- _EXERCISE OBJECTIVE_
Copy each of the rows below word for word.

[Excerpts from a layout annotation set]
▼▼▼

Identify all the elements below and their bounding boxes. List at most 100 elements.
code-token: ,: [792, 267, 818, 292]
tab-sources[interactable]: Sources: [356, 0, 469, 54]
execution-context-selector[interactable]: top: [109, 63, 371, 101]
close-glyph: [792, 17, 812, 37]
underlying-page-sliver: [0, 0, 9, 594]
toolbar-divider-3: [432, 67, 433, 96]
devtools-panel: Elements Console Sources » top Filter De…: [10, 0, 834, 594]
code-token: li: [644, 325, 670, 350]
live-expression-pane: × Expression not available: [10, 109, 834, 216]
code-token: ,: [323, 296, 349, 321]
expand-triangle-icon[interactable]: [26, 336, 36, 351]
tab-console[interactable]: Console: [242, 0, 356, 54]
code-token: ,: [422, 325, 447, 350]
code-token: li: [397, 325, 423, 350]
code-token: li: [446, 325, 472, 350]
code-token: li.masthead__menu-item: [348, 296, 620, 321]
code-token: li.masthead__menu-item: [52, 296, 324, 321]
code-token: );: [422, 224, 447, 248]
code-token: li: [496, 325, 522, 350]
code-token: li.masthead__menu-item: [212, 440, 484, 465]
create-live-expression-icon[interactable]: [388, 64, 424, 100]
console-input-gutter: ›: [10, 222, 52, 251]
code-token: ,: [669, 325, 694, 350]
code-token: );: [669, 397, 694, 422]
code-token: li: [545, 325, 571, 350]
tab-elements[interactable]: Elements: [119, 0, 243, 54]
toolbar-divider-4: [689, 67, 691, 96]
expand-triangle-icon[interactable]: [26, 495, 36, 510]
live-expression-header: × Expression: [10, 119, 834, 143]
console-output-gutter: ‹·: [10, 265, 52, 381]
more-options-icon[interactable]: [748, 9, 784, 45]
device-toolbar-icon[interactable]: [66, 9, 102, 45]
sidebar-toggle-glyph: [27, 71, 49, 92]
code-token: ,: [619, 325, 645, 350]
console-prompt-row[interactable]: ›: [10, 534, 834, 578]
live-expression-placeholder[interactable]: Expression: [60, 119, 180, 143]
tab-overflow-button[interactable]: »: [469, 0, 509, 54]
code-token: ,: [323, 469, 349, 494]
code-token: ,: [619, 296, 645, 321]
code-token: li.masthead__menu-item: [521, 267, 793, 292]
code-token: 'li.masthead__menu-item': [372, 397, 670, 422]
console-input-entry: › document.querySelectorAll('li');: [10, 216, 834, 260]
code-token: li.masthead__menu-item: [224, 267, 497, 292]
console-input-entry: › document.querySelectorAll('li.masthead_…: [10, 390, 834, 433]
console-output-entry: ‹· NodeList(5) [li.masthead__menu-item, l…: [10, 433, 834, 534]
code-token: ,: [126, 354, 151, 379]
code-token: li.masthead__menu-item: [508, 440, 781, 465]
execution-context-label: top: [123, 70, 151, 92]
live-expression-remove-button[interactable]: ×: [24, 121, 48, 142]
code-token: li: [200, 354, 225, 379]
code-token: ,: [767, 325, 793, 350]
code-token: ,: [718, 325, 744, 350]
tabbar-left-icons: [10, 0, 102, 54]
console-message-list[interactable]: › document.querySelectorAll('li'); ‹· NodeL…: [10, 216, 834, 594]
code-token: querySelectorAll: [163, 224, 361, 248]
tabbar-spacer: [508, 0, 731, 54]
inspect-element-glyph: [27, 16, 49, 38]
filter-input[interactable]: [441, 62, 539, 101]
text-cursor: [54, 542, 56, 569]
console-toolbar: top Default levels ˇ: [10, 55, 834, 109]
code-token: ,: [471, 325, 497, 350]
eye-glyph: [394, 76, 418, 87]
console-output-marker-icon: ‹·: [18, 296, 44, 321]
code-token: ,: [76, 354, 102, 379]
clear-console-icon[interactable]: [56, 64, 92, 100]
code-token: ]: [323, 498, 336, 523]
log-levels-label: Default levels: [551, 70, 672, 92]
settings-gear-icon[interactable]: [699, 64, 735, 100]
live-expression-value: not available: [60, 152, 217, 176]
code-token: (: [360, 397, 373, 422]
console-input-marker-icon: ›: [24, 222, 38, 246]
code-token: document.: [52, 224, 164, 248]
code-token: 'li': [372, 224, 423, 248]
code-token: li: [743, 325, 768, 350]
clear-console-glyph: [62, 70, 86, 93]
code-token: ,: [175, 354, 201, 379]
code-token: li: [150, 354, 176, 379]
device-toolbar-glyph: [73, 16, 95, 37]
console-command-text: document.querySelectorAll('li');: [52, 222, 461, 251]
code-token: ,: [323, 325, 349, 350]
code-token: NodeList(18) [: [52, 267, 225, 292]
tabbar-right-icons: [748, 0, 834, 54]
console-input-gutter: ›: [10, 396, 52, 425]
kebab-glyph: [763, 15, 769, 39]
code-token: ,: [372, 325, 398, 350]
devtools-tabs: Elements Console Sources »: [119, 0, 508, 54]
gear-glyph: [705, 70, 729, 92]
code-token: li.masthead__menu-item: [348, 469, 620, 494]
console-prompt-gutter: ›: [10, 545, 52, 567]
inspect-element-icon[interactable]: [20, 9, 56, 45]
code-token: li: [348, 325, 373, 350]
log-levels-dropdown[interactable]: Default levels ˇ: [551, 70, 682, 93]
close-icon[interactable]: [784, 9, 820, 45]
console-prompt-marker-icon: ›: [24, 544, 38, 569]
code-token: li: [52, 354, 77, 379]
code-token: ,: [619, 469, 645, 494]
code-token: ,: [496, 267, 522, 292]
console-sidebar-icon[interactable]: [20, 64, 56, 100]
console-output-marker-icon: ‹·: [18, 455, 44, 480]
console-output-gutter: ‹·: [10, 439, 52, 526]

▲▲▲

- _ANSWER TO THE PROBLEM_
Identify all the elements below and their bounding boxes. List at most 100 elements.
code-token: ,: [792, 267, 818, 292]
tab-sources[interactable]: Sources: [356, 0, 469, 54]
execution-context-selector[interactable]: top: [109, 63, 371, 101]
close-glyph: [792, 17, 812, 37]
underlying-page-sliver: [0, 0, 9, 594]
toolbar-divider-3: [432, 67, 433, 96]
devtools-panel: Elements Console Sources » top Filter De…: [10, 0, 834, 594]
code-token: li: [644, 325, 670, 350]
live-expression-pane: × Expression not available: [10, 109, 834, 216]
code-token: ,: [323, 296, 349, 321]
expand-triangle-icon[interactable]: [26, 336, 36, 351]
tab-console[interactable]: Console: [242, 0, 356, 54]
code-token: ,: [422, 325, 447, 350]
code-token: li: [397, 325, 423, 350]
code-token: li: [446, 325, 472, 350]
code-token: li.masthead__menu-item: [348, 296, 620, 321]
code-token: li.masthead__menu-item: [52, 296, 324, 321]
code-token: );: [422, 224, 447, 248]
code-token: li: [496, 325, 522, 350]
code-token: li.masthead__menu-item: [212, 440, 484, 465]
create-live-expression-icon[interactable]: [388, 64, 424, 100]
console-input-gutter: ›: [10, 222, 52, 251]
code-token: ,: [669, 325, 694, 350]
code-token: );: [669, 397, 694, 422]
code-token: li: [545, 325, 571, 350]
tab-elements[interactable]: Elements: [119, 0, 243, 54]
toolbar-divider-4: [689, 67, 691, 96]
expand-triangle-icon[interactable]: [26, 495, 36, 510]
live-expression-header: × Expression: [10, 119, 834, 143]
console-output-gutter: ‹·: [10, 265, 52, 381]
more-options-icon[interactable]: [748, 9, 784, 45]
device-toolbar-icon[interactable]: [66, 9, 102, 45]
sidebar-toggle-glyph: [27, 71, 49, 92]
code-token: ,: [619, 325, 645, 350]
console-prompt-row[interactable]: ›: [10, 534, 834, 578]
live-expression-placeholder[interactable]: Expression: [60, 119, 180, 143]
tab-overflow-button[interactable]: »: [469, 0, 509, 54]
code-token: ,: [323, 469, 349, 494]
code-token: ,: [619, 296, 645, 321]
code-token: li.masthead__menu-item: [521, 267, 793, 292]
code-token: 'li.masthead__menu-item': [372, 397, 670, 422]
console-input-entry: › document.querySelectorAll('li');: [10, 216, 834, 260]
code-token: li.masthead__menu-item: [224, 267, 497, 292]
console-input-entry: › document.querySelectorAll('li.masthead_…: [10, 390, 834, 433]
console-output-entry: ‹· NodeList(5) [li.masthead__menu-item, l…: [10, 433, 834, 534]
code-token: ,: [126, 354, 151, 379]
code-token: li.masthead__menu-item: [508, 440, 781, 465]
execution-context-label: top: [123, 70, 151, 92]
live-expression-remove-button[interactable]: ×: [24, 121, 48, 142]
code-token: li: [200, 354, 225, 379]
code-token: ,: [767, 325, 793, 350]
code-token: ,: [718, 325, 744, 350]
tabbar-left-icons: [10, 0, 102, 54]
console-message-list[interactable]: › document.querySelectorAll('li'); ‹· NodeL…: [10, 216, 834, 594]
code-token: querySelectorAll: [163, 224, 361, 248]
tabbar-spacer: [508, 0, 731, 54]
inspect-element-glyph: [27, 16, 49, 38]
filter-input[interactable]: [441, 62, 539, 101]
text-cursor: [54, 542, 56, 569]
console-toolbar: top Default levels ˇ: [10, 55, 834, 109]
code-token: ,: [471, 325, 497, 350]
eye-glyph: [394, 76, 418, 87]
console-output-marker-icon: ‹·: [18, 296, 44, 321]
code-token: ,: [76, 354, 102, 379]
clear-console-icon[interactable]: [56, 64, 92, 100]
code-token: ]: [323, 498, 336, 523]
log-levels-label: Default levels: [551, 70, 672, 92]
settings-gear-icon[interactable]: [699, 64, 735, 100]
live-expression-value: not available: [60, 152, 217, 176]
code-token: (: [360, 397, 373, 422]
console-input-marker-icon: ›: [24, 222, 38, 246]
code-token: document.: [52, 224, 164, 248]
code-token: 'li': [372, 224, 423, 248]
code-token: li: [743, 325, 768, 350]
clear-console-glyph: [62, 70, 86, 93]
code-token: ,: [175, 354, 201, 379]
code-token: li: [150, 354, 176, 379]
device-toolbar-glyph: [73, 16, 95, 37]
console-command-text: document.querySelectorAll('li');: [52, 222, 461, 251]
code-token: ,: [323, 325, 349, 350]
code-token: NodeList(18) [: [52, 267, 225, 292]
tabbar-right-icons: [748, 0, 834, 54]
console-input-gutter: ›: [10, 396, 52, 425]
kebab-glyph: [763, 15, 769, 39]
code-token: ,: [372, 325, 398, 350]
devtools-tabs: Elements Console Sources »: [119, 0, 508, 54]
gear-glyph: [705, 70, 729, 92]
code-token: li.masthead__menu-item: [348, 469, 620, 494]
console-prompt-gutter: ›: [10, 545, 52, 567]
inspect-element-icon[interactable]: [20, 9, 56, 45]
code-token: li: [348, 325, 373, 350]
log-levels-dropdown[interactable]: Default levels ˇ: [551, 70, 682, 93]
close-icon[interactable]: [784, 9, 820, 45]
console-prompt-marker-icon: ›: [24, 544, 38, 569]
code-token: li: [52, 354, 77, 379]
code-token: ,: [619, 469, 645, 494]
code-token: ,: [496, 267, 522, 292]
console-sidebar-icon[interactable]: [20, 64, 56, 100]
console-output-marker-icon: ‹·: [18, 455, 44, 480]
console-output-gutter: ‹·: [10, 439, 52, 526]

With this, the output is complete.